[Records excerpted from a collection]
————
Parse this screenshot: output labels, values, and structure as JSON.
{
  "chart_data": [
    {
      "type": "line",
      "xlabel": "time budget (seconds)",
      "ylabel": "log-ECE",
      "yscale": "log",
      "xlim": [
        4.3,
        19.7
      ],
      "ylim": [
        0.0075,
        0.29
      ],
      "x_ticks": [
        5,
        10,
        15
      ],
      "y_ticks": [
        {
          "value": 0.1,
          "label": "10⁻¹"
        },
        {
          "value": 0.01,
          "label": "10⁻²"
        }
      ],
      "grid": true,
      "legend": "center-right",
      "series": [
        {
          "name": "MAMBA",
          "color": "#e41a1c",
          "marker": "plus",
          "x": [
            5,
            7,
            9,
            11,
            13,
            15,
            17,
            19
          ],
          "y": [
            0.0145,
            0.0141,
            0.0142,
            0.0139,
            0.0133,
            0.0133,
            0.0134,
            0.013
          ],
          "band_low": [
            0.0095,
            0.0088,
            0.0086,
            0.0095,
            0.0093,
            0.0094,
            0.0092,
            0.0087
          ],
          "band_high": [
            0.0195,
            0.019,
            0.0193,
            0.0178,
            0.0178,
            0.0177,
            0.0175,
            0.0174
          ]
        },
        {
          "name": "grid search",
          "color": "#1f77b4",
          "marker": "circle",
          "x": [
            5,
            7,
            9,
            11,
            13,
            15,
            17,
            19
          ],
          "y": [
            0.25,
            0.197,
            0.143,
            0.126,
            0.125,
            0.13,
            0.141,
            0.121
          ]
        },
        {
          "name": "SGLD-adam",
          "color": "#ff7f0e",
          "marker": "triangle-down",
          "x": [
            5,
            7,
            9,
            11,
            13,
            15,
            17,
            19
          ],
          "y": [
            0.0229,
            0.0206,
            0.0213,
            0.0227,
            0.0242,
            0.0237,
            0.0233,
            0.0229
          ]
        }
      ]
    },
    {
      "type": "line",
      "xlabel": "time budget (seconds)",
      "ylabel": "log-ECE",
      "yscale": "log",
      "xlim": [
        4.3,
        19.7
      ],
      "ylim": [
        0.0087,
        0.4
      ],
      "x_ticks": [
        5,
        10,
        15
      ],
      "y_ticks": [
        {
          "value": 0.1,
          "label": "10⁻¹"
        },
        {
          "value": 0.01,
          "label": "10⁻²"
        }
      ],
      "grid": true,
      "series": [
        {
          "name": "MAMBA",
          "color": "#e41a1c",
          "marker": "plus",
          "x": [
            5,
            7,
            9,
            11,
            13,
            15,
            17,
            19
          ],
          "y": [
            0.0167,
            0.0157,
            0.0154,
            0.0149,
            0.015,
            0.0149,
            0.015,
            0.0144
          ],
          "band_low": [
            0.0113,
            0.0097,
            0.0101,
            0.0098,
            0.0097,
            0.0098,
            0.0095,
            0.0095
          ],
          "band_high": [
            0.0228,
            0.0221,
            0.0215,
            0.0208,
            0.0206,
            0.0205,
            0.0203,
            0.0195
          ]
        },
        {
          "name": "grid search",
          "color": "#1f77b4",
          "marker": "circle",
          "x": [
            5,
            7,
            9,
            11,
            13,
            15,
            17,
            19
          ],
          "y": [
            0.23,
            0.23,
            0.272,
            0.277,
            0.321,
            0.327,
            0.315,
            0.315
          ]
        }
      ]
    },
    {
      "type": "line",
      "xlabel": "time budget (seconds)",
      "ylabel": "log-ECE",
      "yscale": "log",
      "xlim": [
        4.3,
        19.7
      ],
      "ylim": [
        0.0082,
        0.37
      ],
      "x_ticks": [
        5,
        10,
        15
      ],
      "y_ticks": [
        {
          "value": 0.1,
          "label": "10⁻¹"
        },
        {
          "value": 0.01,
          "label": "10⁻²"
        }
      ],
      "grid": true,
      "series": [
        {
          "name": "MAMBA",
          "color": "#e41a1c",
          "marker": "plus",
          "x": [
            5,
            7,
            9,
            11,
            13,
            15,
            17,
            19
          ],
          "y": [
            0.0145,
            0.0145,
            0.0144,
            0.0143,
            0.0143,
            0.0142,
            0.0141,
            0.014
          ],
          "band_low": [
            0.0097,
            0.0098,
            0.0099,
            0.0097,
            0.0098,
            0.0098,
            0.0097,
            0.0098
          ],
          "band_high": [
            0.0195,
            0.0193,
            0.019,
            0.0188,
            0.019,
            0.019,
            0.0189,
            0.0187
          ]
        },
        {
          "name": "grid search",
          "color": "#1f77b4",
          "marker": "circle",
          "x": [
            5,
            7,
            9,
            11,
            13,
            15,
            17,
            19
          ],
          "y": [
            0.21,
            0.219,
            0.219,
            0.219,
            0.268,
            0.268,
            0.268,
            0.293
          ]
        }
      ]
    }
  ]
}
————
#### Aim of the task:
Every line of the data above should be copied exactly.

#### Solution:
Parse this screenshot: output labels, values, and structure as JSON.
{
  "chart_data": [
    {
      "type": "line",
      "xlabel": "time budget (seconds)",
      "ylabel": "log-ECE",
      "yscale": "log",
      "xlim": [
        4.3,
        19.7
      ],
      "ylim": [
        0.0075,
        0.29
      ],
      "x_ticks": [
        5,
        10,
        15
      ],
      "y_ticks": [
        {
          "value": 0.1,
          "label": "10⁻¹"
        },
        {
          "value": 0.01,
          "label": "10⁻²"
        }
      ],
      "grid": true,
      "legend": "center-right",
      "series": [
        {
          "name": "MAMBA",
          "color": "#e41a1c",
          "marker": "plus",
          "x": [
            5,
            7,
            9,
            11,
            13,
            15,
            17,
            19
          ],
          "y": [
            0.0145,
            0.0141,
            0.0142,
            0.0139,
            0.0133,
            0.0133,
            0.0134,
            0.013
          ],
          "band_low": [
            0.0095,
            0.0088,
            0.0086,
            0.0095,
            0.0093,
            0.0094,
            0.0092,
            0.0087
          ],
          "band_high": [
            0.0195,
            0.019,
            0.0193,
            0.0178,
            0.0178,
            0.0177,
            0.0175,
            0.0174
          ]
        },
        {
          "name": "grid search",
          "color": "#1f77b4",
          "marker": "circle",
          "x": [
            5,
            7,
            9,
            11,
            13,
            15,
            17,
            19
          ],
          "y": [
            0.25,
            0.197,
            0.143,
            0.126,
            0.125,
            0.13,
            0.141,
            0.121
          ]
        },
        {
          "name": "SGLD-adam",
          "color": "#ff7f0e",
          "marker": "triangle-down",
          "x": [
            5,
            7,
            9,
            11,
            13,
            15,
            17,
            19
          ],
          "y": [
            0.0229,
            0.0206,
            0.0213,
            0.0227,
            0.0242,
            0.0237,
            0.0233,
            0.0229
          ]
        }
      ]
    },
    {
      "type": "line",
      "xlabel": "time budget (seconds)",
      "ylabel": "log-ECE",
      "yscale": "log",
      "xlim": [
        4.3,
        19.7
      ],
      "ylim": [
        0.0087,
        0.4
      ],
      "x_ticks": [
        5,
        10,
        15
      ],
      "y_ticks": [
        {
          "value": 0.1,
          "label": "10⁻¹"
        },
        {
          "value": 0.01,
          "label": "10⁻²"
        }
      ],
      "grid": true,
      "series": [
        {
          "name": "MAMBA",
          "color": "#e41a1c",
          "marker": "plus",
          "x": [
            5,
            7,
            9,
            11,
            13,
            15,
            17,
            19
          ],
          "y": [
            0.0167,
            0.0157,
            0.0154,
            0.0149,
            0.015,
            0.0149,
            0.015,
            0.0144
          ],
          "band_low": [
            0.0113,
            0.0097,
            0.0101,
            0.0098,
            0.0097,
            0.0098,
            0.0095,
            0.0095
          ],
          "band_high": [
            0.0228,
            0.0221,
            0.0215,
            0.0208,
            0.0206,
            0.0205,
            0.0203,
            0.0195
          ]
        },
        {
          "name": "grid search",
          "color": "#1f77b4",
          "marker": "circle",
          "x": [
            5,
            7,
            9,
            11,
            13,
            15,
            17,
            19
          ],
          "y": [
            0.23,
            0.23,
            0.272,
            0.277,
            0.321,
            0.327,
            0.315,
            0.315
          ]
        }
      ]
    },
    {
      "type": "line",
      "xlabel": "time budget (seconds)",
      "ylabel": "log-ECE",
      "yscale": "log",
      "xlim": [
        4.3,
        19.7
      ],
      "ylim": [
        0.0082,
        0.37
      ],
      "x_ticks": [
        5,
        10,
        15
      ],
      "y_ticks": [
        {
          "value": 0.1,
          "label": "10⁻¹"
        },
        {
          "value": 0.01,
          "label": "10⁻²"
        }
      ],
      "grid": true,
      "series": [
        {
          "name": "MAMBA",
          "color": "#e41a1c",
          "marker": "plus",
          "x": [
            5,
            7,
            9,
            11,
            13,
            15,
            17,
            19
          ],
          "y": [
            0.0145,
            0.0145,
            0.0144,
            0.0143,
            0.0143,
            0.0142,
            0.0141,
            0.014
          ],
          "band_low": [
            0.0097,
            0.0098,
            0.0099,
            0.0097,
            0.0098,
            0.0098,
            0.0097,
            0.0098
          ],
          "band_high": [
            0.0195,
            0.0193,
            0.019,
            0.0188,
            0.019,
            0.019,
            0.0189,
            0.0187
          ]
        },
        {
          "name": "grid search",
          "color": "#1f77b4",
          "marker": "circle",
          "x": [
            5,
            7,
            9,
            11,
            13,
            15,
            17,
            19
          ],
          "y": [
            0.21,
            0.219,
            0.219,
            0.219,
            0.268,
            0.268,
            0.268,
            0.293
          ]
        }
      ]
    }
  ]
}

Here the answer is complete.